WORKING DATA
━━━
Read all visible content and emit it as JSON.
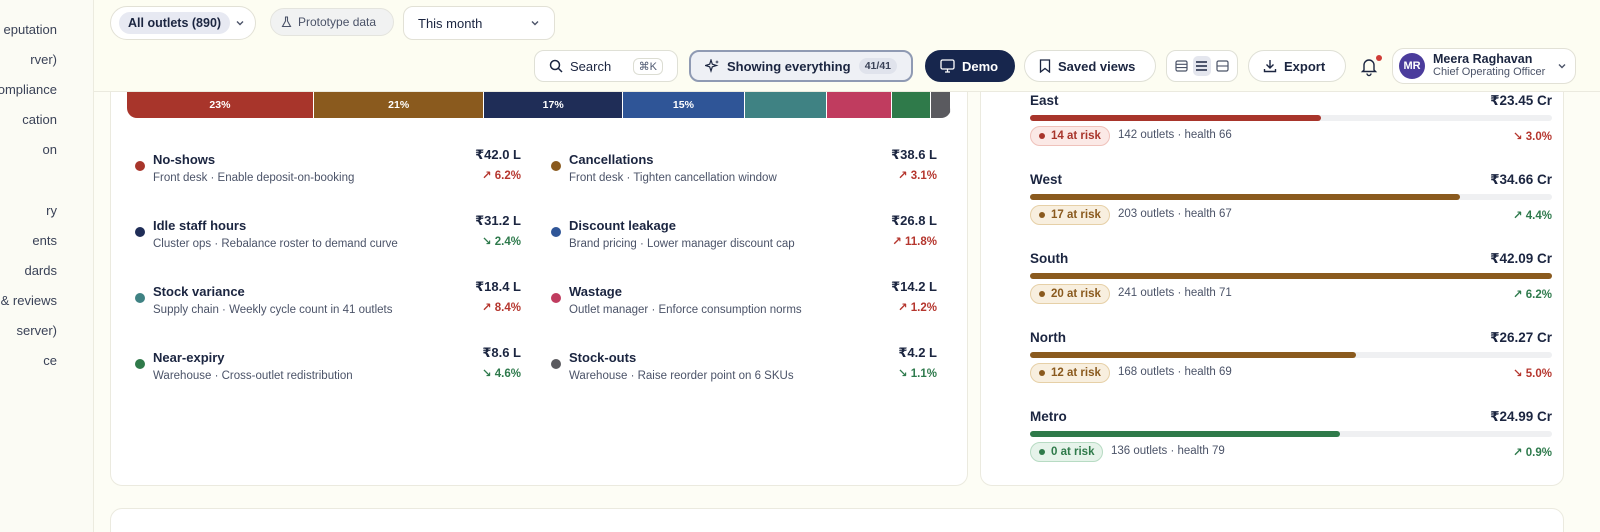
{
  "sidebar": {
    "items": [
      "eputation",
      "rver)",
      "ompliance",
      "cation",
      "on",
      "ry",
      "ents",
      "dards",
      "& reviews",
      "server)",
      "ce"
    ]
  },
  "filters": {
    "outlets": "All outlets (890)",
    "prototype": "Prototype data",
    "period": "This month"
  },
  "toolbar": {
    "search_label": "Search",
    "search_shortcut": "⌘K",
    "showing_label": "Showing everything",
    "showing_count": "41/41",
    "demo_label": "Demo",
    "saved_views_label": "Saved views",
    "export_label": "Export"
  },
  "user": {
    "initials": "MR",
    "name": "Meera Raghavan",
    "role": "Chief Operating Officer"
  },
  "stack": [
    {
      "label": "23%",
      "share": 23,
      "color": "#a8352b"
    },
    {
      "label": "21%",
      "share": 21,
      "color": "#8a5a1e"
    },
    {
      "label": "17%",
      "share": 17,
      "color": "#1f2d57"
    },
    {
      "label": "15%",
      "share": 15,
      "color": "#2f5597"
    },
    {
      "label": "",
      "share": 10,
      "color": "#3f8283"
    },
    {
      "label": "",
      "share": 8,
      "color": "#c03c5f"
    },
    {
      "label": "",
      "share": 4.6,
      "color": "#2f7a4a"
    },
    {
      "label": "",
      "share": 2.4,
      "color": "#5a5a5f"
    }
  ],
  "leakage": [
    {
      "name": "No-shows",
      "sub": "Front desk · Enable deposit-on-booking",
      "amount": "₹42.0 L",
      "change": "↗ 6.2%",
      "dir": "up",
      "color": "#a8352b"
    },
    {
      "name": "Cancellations",
      "sub": "Front desk · Tighten cancellation window",
      "amount": "₹38.6 L",
      "change": "↗ 3.1%",
      "dir": "up",
      "color": "#8a5a1e"
    },
    {
      "name": "Idle staff hours",
      "sub": "Cluster ops · Rebalance roster to demand curve",
      "amount": "₹31.2 L",
      "change": "↘ 2.4%",
      "dir": "down",
      "color": "#1f2d57"
    },
    {
      "name": "Discount leakage",
      "sub": "Brand pricing · Lower manager discount cap",
      "amount": "₹26.8 L",
      "change": "↗ 11.8%",
      "dir": "up",
      "color": "#2f5597"
    },
    {
      "name": "Stock variance",
      "sub": "Supply chain · Weekly cycle count in 41 outlets",
      "amount": "₹18.4 L",
      "change": "↗ 8.4%",
      "dir": "up",
      "color": "#3f8283"
    },
    {
      "name": "Wastage",
      "sub": "Outlet manager · Enforce consumption norms",
      "amount": "₹14.2 L",
      "change": "↗ 1.2%",
      "dir": "up",
      "color": "#c03c5f"
    },
    {
      "name": "Near-expiry",
      "sub": "Warehouse · Cross-outlet redistribution",
      "amount": "₹8.6 L",
      "change": "↘ 4.6%",
      "dir": "down",
      "color": "#2f7a4a"
    },
    {
      "name": "Stock-outs",
      "sub": "Warehouse · Raise reorder point on 6 SKUs",
      "amount": "₹4.2 L",
      "change": "↘ 1.1%",
      "dir": "down",
      "color": "#5a5a5f"
    }
  ],
  "regions": [
    {
      "name": "East",
      "value": "₹23.45 Cr",
      "progress": 0.557,
      "risk": "14 at risk",
      "meta": "142 outlets · health 66",
      "change": "↘ 3.0%",
      "dir": "up",
      "bar": "#a8352b",
      "riskBg": "#fbe9e6",
      "riskFg": "#a8352b",
      "riskBorder": "#efc2bb"
    },
    {
      "name": "West",
      "value": "₹34.66 Cr",
      "progress": 0.824,
      "risk": "17 at risk",
      "meta": "203 outlets · health 67",
      "change": "↗ 4.4%",
      "dir": "down",
      "bar": "#8a5a1e",
      "riskBg": "#f8efdf",
      "riskFg": "#8a5a1e",
      "riskBorder": "#e6d0a7"
    },
    {
      "name": "South",
      "value": "₹42.09 Cr",
      "progress": 1.0,
      "risk": "20 at risk",
      "meta": "241 outlets · health 71",
      "change": "↗ 6.2%",
      "dir": "down",
      "bar": "#8a5a1e",
      "riskBg": "#f8efdf",
      "riskFg": "#8a5a1e",
      "riskBorder": "#e6d0a7"
    },
    {
      "name": "North",
      "value": "₹26.27 Cr",
      "progress": 0.624,
      "risk": "12 at risk",
      "meta": "168 outlets · health 69",
      "change": "↘ 5.0%",
      "dir": "up",
      "bar": "#8a5a1e",
      "riskBg": "#f8efdf",
      "riskFg": "#8a5a1e",
      "riskBorder": "#e6d0a7"
    },
    {
      "name": "Metro",
      "value": "₹24.99 Cr",
      "progress": 0.594,
      "risk": "0 at risk",
      "meta": "136 outlets · health 79",
      "change": "↗ 0.9%",
      "dir": "down",
      "bar": "#2f7a4a",
      "riskBg": "#e6f3ea",
      "riskFg": "#2f7a4a",
      "riskBorder": "#b7dbc3"
    }
  ]
}
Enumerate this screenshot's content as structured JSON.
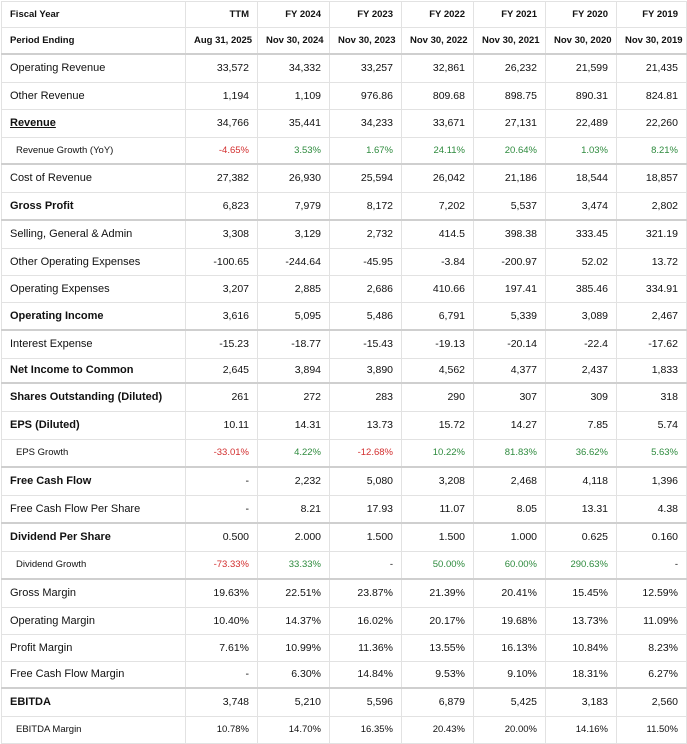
━━━
SHORT EXERCISE
Report back each line of the entries that holds the string "health".

EXERCISE RESPONSE
      "meta": "142 outlets · health 66",
      "meta": "203 outlets · health 67",
      "meta": "241 outlets · health 71",
      "meta": "168 outlets · health 69",
      "meta": "136 outlets · health 79",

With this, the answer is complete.